-------- DATA SHOWN

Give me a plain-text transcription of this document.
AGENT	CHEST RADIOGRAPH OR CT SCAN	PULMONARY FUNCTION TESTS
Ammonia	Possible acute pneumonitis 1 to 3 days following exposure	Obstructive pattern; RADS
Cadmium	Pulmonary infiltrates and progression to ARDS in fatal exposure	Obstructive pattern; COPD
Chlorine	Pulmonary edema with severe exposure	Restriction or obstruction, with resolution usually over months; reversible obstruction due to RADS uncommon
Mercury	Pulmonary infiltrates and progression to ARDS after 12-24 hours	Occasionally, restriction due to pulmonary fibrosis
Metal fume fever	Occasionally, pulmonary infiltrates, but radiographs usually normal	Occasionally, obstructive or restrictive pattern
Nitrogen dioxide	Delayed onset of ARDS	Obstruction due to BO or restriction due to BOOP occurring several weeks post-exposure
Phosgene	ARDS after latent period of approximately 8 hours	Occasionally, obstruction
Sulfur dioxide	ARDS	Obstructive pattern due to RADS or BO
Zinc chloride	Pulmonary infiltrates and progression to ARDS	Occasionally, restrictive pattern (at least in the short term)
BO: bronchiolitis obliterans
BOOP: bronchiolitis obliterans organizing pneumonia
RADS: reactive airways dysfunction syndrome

----------------

> _STATED PROBLEM_:
Write out every line exactly as it stands.

> _RESPONSE_:
Give me a plain-text transcription of this document.
AGENT	CHEST RADIOGRAPH OR CT SCAN	PULMONARY FUNCTION TESTS
Ammonia	Possible acute pneumonitis 1 to 3 days following exposure	Obstructive pattern; RADS
Cadmium	Pulmonary infiltrates and progression to ARDS in fatal exposure	Obstructive pattern; COPD
Chlorine	Pulmonary edema with severe exposure	Restriction or obstruction, with resolution usually over months; reversible obstruction due to RADS uncommon
Mercury	Pulmonary infiltrates and progression to ARDS after 12-24 hours	Occasionally, restriction due to pulmonary fibrosis
Metal fume fever	Occasionally, pulmonary infiltrates, but radiographs usually normal	Occasionally, obstructive or restrictive pattern
Nitrogen dioxide	Delayed onset of ARDS	Obstruction due to BO or restriction due to BOOP occurring several weeks post-exposure
Phosgene	ARDS after latent period of approximately 8 hours	Occasionally, obstruction
Sulfur dioxide	ARDS	Obstructive pattern due to RADS or BO
Zinc chloride	Pulmonary infiltrates and progression to ARDS	Occasionally, restrictive pattern (at least in the short term)
BO: bronchiolitis obliterans
BOOP: bronchiolitis obliterans organizing pneumonia
RADS: reactive airways dysfunction syndrome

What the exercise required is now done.